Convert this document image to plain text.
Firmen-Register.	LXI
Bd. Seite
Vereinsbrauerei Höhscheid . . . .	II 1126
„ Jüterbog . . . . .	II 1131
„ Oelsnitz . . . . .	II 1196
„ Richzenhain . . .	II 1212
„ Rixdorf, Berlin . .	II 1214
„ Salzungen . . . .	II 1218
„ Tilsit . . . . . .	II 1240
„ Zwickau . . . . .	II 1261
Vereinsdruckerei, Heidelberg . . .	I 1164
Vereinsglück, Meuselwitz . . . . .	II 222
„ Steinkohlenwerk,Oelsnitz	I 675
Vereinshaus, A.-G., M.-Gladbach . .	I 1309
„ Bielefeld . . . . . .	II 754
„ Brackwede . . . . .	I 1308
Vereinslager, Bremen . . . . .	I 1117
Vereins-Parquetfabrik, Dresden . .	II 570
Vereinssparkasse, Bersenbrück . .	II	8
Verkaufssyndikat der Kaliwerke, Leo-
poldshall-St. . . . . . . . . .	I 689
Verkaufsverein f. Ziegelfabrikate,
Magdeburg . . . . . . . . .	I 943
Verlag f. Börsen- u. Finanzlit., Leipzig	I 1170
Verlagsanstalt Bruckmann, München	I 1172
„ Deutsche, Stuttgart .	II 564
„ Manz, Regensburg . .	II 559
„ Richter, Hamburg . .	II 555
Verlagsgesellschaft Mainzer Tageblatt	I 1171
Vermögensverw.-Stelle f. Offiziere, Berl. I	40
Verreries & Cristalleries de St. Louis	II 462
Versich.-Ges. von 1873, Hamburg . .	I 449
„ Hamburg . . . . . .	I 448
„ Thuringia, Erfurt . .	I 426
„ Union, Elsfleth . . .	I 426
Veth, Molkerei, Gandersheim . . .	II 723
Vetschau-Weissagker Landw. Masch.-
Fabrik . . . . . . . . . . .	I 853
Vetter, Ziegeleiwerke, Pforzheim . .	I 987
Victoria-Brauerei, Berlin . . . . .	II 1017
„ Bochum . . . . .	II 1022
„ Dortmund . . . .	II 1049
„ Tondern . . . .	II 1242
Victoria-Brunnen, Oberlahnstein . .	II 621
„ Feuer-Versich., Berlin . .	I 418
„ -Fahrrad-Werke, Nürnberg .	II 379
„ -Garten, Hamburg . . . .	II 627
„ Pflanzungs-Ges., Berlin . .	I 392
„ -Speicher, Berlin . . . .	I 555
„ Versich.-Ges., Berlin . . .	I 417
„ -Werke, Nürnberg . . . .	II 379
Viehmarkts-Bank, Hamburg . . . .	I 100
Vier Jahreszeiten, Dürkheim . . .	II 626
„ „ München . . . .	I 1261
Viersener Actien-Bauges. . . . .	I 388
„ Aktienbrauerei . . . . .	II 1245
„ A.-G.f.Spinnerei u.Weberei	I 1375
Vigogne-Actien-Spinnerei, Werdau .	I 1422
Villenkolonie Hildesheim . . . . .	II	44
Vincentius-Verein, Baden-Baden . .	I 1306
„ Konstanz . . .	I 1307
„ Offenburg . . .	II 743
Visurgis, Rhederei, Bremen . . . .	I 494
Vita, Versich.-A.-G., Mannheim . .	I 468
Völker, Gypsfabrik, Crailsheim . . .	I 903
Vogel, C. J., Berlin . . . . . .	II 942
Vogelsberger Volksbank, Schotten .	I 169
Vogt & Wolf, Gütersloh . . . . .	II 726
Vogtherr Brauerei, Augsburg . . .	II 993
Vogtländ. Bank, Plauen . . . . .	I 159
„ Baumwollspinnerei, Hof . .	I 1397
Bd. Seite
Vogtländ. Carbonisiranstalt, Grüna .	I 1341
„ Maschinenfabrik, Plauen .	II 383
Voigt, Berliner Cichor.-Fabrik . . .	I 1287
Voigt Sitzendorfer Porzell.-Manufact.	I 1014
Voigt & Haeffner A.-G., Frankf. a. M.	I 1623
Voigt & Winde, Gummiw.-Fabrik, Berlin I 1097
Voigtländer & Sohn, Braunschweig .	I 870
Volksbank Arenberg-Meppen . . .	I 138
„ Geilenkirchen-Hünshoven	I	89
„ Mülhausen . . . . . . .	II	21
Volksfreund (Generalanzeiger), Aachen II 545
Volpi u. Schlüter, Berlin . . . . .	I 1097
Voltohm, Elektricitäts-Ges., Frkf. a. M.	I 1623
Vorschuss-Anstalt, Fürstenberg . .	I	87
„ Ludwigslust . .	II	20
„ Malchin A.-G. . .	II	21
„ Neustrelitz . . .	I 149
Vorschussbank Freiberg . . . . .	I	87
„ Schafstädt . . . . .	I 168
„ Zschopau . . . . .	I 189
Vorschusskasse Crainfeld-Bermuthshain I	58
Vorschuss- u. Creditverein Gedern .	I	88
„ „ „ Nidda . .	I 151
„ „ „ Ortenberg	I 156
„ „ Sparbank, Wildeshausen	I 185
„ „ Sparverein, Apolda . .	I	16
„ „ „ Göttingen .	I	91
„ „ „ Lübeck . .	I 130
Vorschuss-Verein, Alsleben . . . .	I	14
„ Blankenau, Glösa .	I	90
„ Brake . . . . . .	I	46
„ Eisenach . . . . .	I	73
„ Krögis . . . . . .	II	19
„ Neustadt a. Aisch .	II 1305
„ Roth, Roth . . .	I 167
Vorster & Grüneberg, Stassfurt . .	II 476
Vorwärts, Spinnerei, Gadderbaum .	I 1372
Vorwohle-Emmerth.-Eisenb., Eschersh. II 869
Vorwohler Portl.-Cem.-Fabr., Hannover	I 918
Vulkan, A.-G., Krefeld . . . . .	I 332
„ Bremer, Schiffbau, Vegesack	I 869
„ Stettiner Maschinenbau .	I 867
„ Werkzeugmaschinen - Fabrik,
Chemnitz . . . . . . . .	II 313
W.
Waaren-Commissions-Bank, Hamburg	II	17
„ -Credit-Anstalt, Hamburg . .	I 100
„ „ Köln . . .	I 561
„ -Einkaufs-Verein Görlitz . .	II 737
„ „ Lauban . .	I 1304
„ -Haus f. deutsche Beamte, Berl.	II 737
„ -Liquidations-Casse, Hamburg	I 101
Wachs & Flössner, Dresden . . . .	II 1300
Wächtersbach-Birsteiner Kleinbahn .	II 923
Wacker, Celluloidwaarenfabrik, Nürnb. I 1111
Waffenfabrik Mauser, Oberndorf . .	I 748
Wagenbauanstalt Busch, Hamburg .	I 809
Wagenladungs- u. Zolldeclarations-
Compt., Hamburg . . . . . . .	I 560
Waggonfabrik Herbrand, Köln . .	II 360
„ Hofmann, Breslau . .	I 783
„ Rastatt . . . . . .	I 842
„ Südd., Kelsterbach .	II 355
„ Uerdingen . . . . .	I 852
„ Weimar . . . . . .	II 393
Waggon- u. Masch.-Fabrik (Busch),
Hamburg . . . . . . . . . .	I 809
———
> Exercise
Provide the number of lines in the entries that include "Nürnberg", and no other text.

> Expected answer
2